%%

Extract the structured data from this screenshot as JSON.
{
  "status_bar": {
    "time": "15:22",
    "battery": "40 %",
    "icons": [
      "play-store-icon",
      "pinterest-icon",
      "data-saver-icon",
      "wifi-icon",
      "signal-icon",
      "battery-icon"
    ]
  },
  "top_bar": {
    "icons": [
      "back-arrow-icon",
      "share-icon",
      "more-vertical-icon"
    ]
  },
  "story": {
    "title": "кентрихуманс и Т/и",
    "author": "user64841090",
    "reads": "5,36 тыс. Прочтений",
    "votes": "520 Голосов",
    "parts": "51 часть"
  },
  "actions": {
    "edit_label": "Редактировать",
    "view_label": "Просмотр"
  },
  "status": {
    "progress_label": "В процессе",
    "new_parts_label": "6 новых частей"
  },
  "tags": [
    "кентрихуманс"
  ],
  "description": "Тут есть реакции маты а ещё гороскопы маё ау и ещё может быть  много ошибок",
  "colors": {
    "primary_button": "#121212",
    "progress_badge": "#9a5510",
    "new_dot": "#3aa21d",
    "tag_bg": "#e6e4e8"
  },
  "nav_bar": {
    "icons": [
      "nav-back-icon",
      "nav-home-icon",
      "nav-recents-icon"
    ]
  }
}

%%
%%

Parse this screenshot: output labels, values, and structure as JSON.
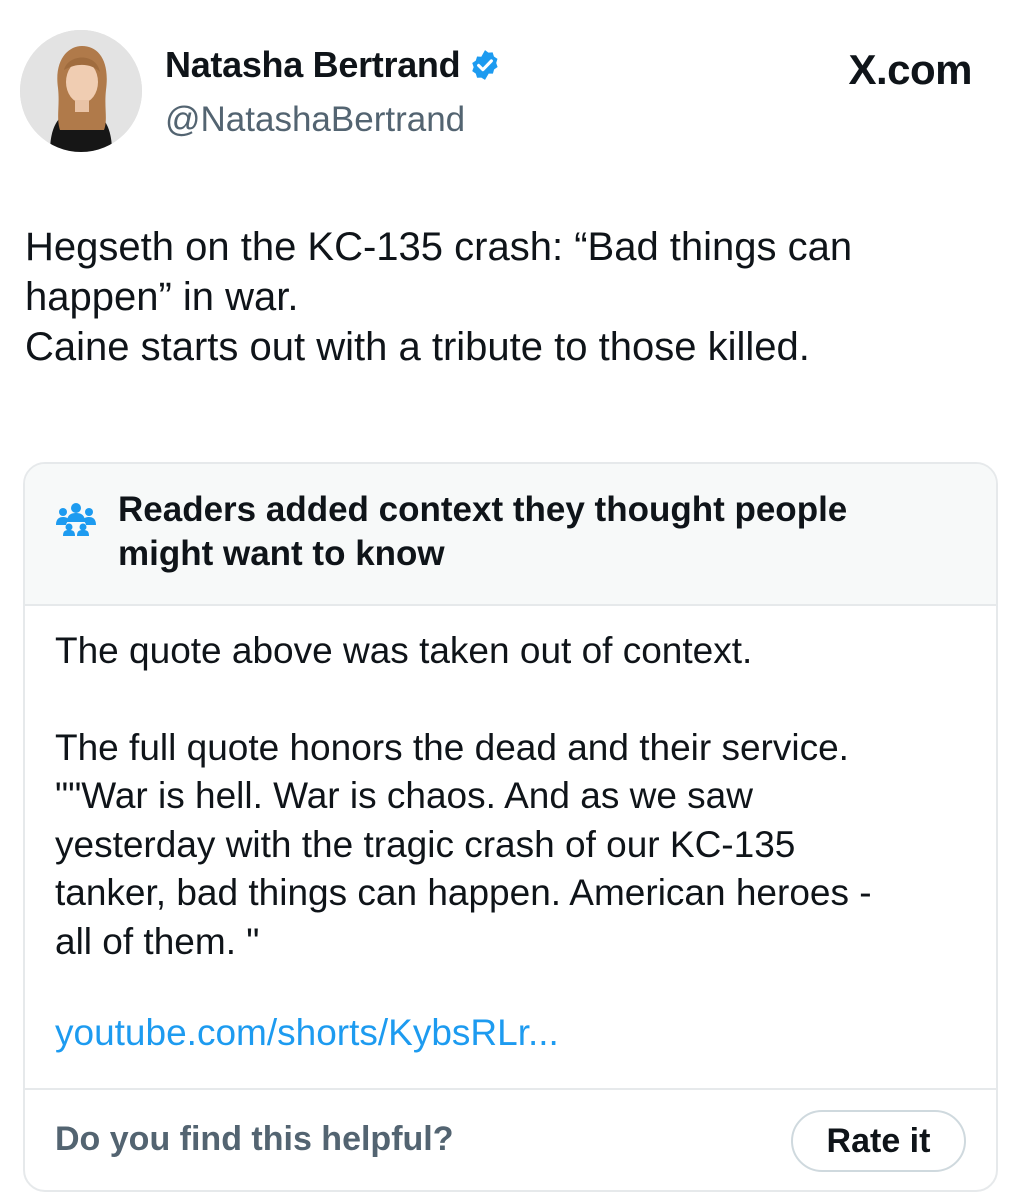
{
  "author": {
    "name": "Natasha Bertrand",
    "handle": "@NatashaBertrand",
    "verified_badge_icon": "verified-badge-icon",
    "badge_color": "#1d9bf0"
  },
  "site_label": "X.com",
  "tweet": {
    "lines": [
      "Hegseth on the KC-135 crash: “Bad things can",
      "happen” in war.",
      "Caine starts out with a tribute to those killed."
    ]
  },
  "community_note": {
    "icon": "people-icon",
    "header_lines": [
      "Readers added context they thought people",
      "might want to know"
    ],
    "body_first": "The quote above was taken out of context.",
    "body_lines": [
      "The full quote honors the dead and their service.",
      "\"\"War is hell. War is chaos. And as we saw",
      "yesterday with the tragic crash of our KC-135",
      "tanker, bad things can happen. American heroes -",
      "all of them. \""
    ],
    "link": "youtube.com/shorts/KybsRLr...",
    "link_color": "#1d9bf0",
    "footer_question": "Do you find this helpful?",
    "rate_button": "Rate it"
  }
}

%%

Pick out each line above that includes "screenshot" and show it.

Finished answer.
Extract the structured data from this screenshot as JSON.
Parse this screenshot: output labels, values, and structure as JSON.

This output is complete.